Each line that holds the word "title" counts once. Give the total number of such lines and nothing else.

Start

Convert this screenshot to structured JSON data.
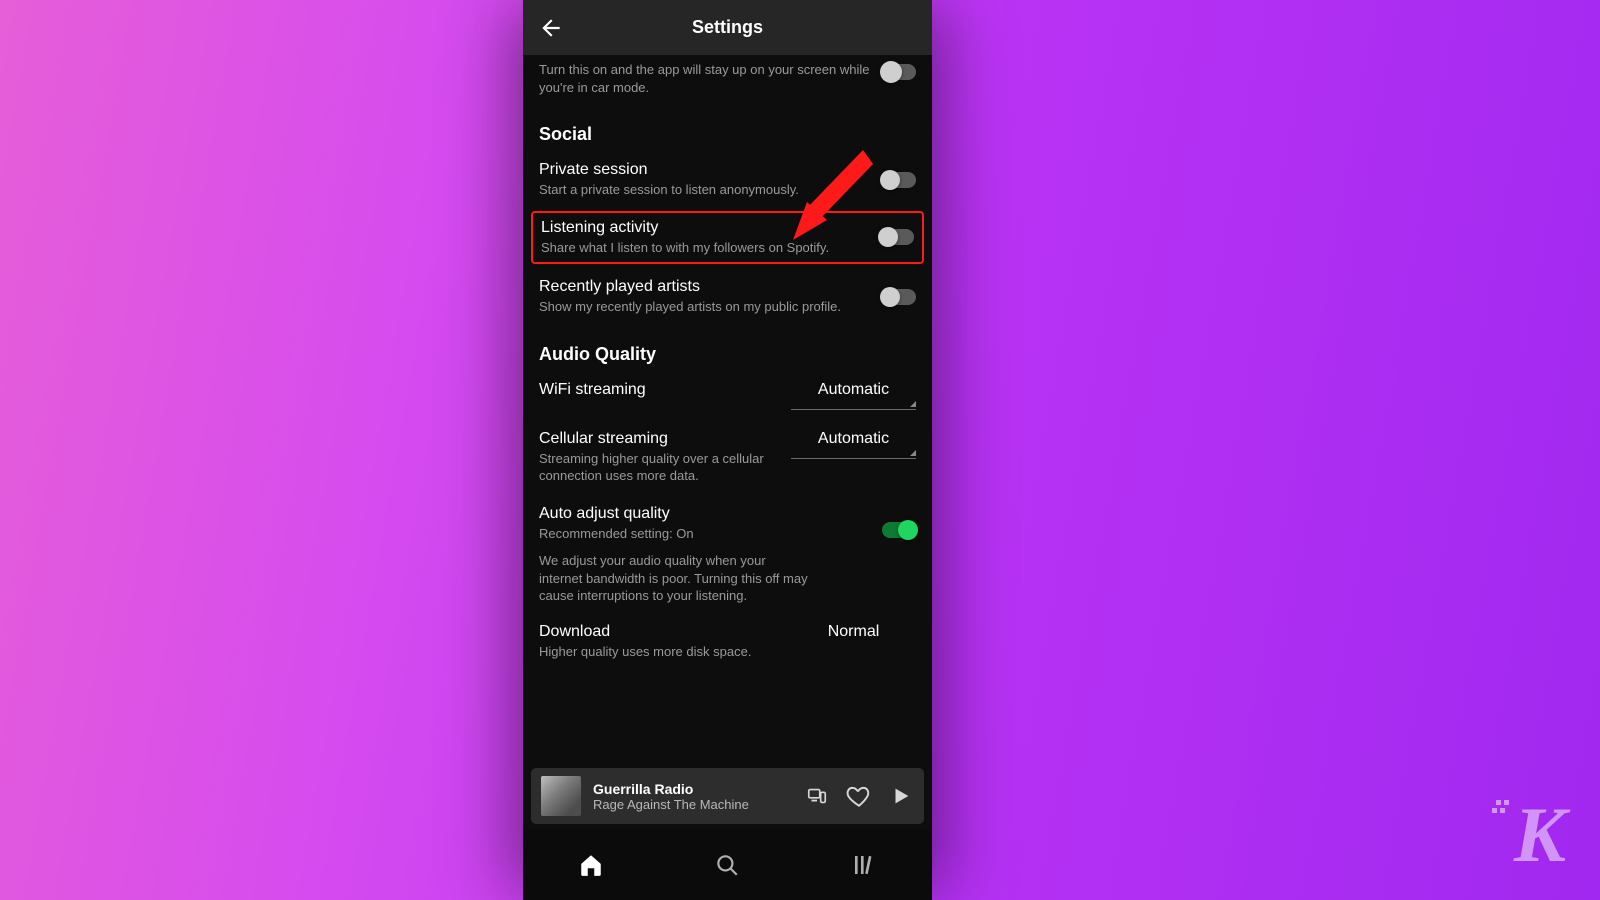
{
  "header": {
    "title": "Settings"
  },
  "cutoff": {
    "desc": "Turn this on and the app will stay up on your screen while you're in car mode."
  },
  "social": {
    "heading": "Social",
    "private": {
      "title": "Private session",
      "desc": "Start a private session to listen anonymously."
    },
    "listening": {
      "title": "Listening activity",
      "desc": "Share what I listen to with my followers on Spotify."
    },
    "recent": {
      "title": "Recently played artists",
      "desc": "Show my recently played artists on my public profile."
    }
  },
  "audio": {
    "heading": "Audio Quality",
    "wifi": {
      "title": "WiFi streaming",
      "value": "Automatic"
    },
    "cellular": {
      "title": "Cellular streaming",
      "desc": "Streaming higher quality over a cellular connection uses more data.",
      "value": "Automatic"
    },
    "auto": {
      "title": "Auto adjust quality",
      "rec": "Recommended setting: On",
      "note": "We adjust your audio quality when your internet bandwidth is poor. Turning this off may cause interruptions to your listening."
    },
    "download": {
      "title": "Download",
      "desc": "Higher quality uses more disk space.",
      "value": "Normal"
    }
  },
  "now_playing": {
    "title": "Guerrilla Radio",
    "artist": "Rage Against The Machine"
  },
  "watermark": "K"
}
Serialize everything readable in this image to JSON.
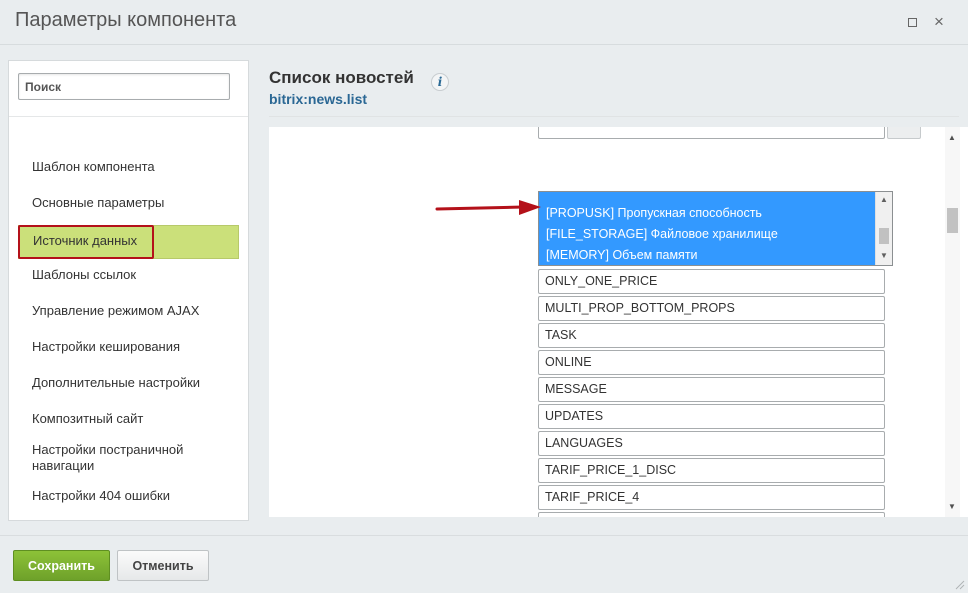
{
  "window": {
    "title": "Параметры компонента",
    "maximize_icon": "maximize-icon",
    "close_icon": "close-icon",
    "close_glyph": "×"
  },
  "sidebar": {
    "search_placeholder": "Поиск",
    "items": [
      {
        "label": "Шаблон компонента",
        "active": false
      },
      {
        "label": "Основные параметры",
        "active": false
      },
      {
        "label": "Источник данных",
        "active": true
      },
      {
        "label": "Шаблоны ссылок",
        "active": false
      },
      {
        "label": "Управление режимом AJAX",
        "active": false
      },
      {
        "label": "Настройки кеширования",
        "active": false
      },
      {
        "label": "Дополнительные настройки",
        "active": false
      },
      {
        "label": "Композитный сайт",
        "active": false
      },
      {
        "label": "Настройки постраничной навигации",
        "active": false
      },
      {
        "label": "Настройки 404 ошибки",
        "active": false
      }
    ]
  },
  "component": {
    "title": "Список новостей",
    "code": "bitrix:news.list",
    "info_icon": "info-icon",
    "info_glyph": "i"
  },
  "multiselect": {
    "options": [
      "[PROPUSK] Пропускная способность",
      "[FILE_STORAGE] Файловое хранилище",
      "[MEMORY] Объем памяти"
    ],
    "selected": [
      0,
      1,
      2
    ]
  },
  "fields": [
    "ONLY_ONE_PRICE",
    "MULTI_PROP_BOTTOM_PROPS",
    "TASK",
    "ONLINE",
    "MESSAGE",
    "UPDATES",
    "LANGUAGES",
    "TARIF_PRICE_1_DISC",
    "TARIF_PRICE_4"
  ],
  "footer": {
    "save_label": "Сохранить",
    "cancel_label": "Отменить"
  },
  "colors": {
    "accent_green": "#cbe07a",
    "highlight_red": "#b4111a",
    "selection_blue": "#3399ff",
    "link_blue": "#2a6794"
  }
}
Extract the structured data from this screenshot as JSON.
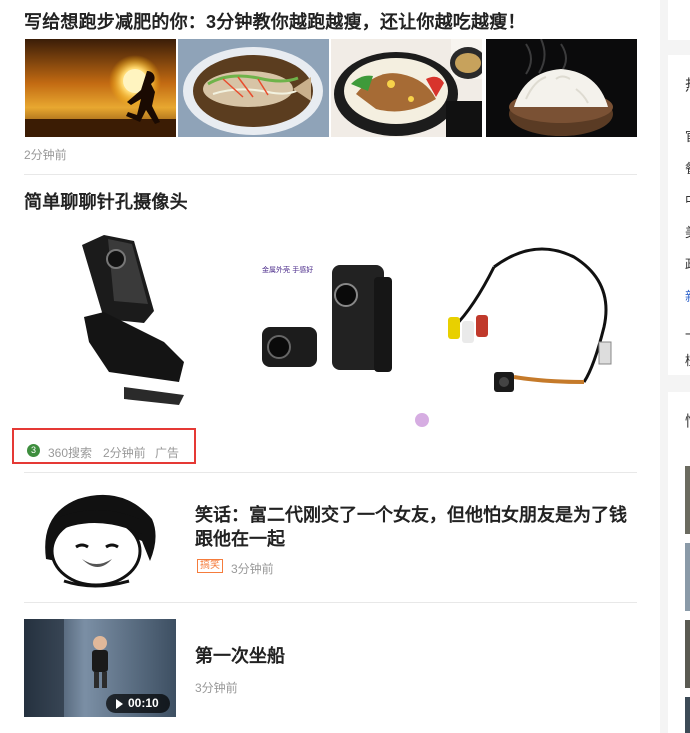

End

> _SOLUTION TO THIS PROBLEM_
11